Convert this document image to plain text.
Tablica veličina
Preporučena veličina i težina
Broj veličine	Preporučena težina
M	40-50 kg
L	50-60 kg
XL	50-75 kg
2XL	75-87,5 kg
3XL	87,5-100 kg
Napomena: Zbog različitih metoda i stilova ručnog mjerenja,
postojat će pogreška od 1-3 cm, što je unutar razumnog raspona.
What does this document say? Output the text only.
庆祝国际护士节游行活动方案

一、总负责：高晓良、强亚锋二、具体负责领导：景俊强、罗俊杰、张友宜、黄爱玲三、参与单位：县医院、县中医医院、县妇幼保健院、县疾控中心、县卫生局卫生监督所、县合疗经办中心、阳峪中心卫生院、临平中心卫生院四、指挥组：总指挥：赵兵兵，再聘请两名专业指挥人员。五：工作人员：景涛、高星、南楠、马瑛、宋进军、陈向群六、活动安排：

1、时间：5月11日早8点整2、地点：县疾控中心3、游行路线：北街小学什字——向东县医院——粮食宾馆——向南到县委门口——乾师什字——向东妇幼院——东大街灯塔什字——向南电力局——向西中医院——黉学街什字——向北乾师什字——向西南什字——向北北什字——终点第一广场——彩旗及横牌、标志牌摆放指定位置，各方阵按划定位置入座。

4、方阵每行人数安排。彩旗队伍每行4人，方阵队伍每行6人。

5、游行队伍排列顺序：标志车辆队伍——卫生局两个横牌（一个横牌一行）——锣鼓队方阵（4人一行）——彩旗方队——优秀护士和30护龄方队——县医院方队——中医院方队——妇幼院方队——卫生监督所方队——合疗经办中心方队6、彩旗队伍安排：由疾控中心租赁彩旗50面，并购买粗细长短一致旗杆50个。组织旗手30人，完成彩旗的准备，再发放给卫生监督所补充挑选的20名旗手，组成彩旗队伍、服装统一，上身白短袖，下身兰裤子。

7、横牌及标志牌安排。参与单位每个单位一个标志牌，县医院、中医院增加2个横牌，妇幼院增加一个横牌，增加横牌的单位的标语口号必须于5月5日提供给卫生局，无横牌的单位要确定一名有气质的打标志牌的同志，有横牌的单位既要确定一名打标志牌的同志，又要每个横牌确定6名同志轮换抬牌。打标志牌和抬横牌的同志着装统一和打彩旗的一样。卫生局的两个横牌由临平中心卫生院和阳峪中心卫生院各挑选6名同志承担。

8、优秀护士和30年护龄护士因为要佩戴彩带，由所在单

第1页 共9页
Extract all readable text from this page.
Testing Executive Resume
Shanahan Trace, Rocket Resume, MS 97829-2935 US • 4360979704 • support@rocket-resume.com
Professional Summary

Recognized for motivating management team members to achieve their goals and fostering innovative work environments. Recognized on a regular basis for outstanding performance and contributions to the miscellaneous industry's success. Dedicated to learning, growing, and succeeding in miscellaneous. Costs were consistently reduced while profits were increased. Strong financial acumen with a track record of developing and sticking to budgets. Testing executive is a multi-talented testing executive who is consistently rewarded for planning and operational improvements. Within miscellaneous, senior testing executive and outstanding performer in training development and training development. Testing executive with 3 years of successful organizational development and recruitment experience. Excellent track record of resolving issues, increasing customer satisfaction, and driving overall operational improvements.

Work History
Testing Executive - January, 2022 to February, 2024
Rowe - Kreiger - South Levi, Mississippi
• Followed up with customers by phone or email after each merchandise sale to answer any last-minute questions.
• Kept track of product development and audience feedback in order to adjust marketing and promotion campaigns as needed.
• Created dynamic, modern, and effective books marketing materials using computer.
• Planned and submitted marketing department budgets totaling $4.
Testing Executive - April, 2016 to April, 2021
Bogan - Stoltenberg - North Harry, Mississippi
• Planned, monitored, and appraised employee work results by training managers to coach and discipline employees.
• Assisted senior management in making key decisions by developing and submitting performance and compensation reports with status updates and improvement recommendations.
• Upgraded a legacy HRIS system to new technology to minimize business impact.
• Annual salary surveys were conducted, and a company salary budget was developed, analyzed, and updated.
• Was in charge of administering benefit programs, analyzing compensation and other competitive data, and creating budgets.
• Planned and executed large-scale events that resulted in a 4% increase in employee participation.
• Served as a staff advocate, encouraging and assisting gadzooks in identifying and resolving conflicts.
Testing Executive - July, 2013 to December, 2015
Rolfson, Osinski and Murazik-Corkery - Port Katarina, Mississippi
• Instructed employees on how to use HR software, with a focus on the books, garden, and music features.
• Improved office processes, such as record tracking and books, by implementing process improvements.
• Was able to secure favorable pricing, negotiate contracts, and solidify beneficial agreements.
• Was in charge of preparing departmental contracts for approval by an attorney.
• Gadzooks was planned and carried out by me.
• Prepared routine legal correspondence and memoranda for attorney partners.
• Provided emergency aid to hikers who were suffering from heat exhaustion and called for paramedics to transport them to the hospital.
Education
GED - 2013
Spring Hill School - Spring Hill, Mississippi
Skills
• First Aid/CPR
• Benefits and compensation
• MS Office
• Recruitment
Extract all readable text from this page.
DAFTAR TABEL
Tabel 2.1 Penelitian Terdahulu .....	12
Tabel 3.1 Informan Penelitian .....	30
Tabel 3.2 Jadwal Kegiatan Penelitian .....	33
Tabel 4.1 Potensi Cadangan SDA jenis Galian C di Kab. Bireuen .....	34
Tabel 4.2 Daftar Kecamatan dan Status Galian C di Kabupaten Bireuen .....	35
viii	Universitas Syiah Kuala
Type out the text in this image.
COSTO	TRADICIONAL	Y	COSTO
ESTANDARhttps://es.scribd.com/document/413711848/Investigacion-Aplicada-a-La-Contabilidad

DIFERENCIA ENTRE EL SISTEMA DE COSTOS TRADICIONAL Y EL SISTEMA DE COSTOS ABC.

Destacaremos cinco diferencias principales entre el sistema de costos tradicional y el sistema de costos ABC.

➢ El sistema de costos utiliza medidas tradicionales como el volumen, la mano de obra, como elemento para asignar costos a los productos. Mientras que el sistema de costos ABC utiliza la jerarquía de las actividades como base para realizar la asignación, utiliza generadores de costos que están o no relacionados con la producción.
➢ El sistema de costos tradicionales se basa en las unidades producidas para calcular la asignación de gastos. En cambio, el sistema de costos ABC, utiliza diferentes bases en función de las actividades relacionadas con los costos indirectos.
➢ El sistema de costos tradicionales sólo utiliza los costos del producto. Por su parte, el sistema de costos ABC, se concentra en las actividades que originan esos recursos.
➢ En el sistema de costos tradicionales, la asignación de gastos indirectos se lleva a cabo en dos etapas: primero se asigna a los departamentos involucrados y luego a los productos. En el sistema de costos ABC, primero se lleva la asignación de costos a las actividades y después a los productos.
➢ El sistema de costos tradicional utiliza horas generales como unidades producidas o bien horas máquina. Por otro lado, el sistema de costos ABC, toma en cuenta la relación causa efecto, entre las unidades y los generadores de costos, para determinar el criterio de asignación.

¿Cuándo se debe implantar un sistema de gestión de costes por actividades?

———

Wherever a line in the data above holds "productos", copy that line.

➢ El sistema de costos utiliza medidas tradicionales como el volumen, la mano de obra, como elemento para asignar costos a los productos. Mientras que el sistema de costos ABC utiliza la jerarquía de las actividades como base para realizar la asignación, utiliza generadores de costos que están o no relacionados con la producción.
➢ En el sistema de costos tradicionales, la asignación de gastos indirectos se lleva a cabo en dos etapas: primero se asigna a los departamentos involucrados y luego a los productos. En el sistema de costos ABC, primero se lleva la asignación de costos a las actividades y después a los productos.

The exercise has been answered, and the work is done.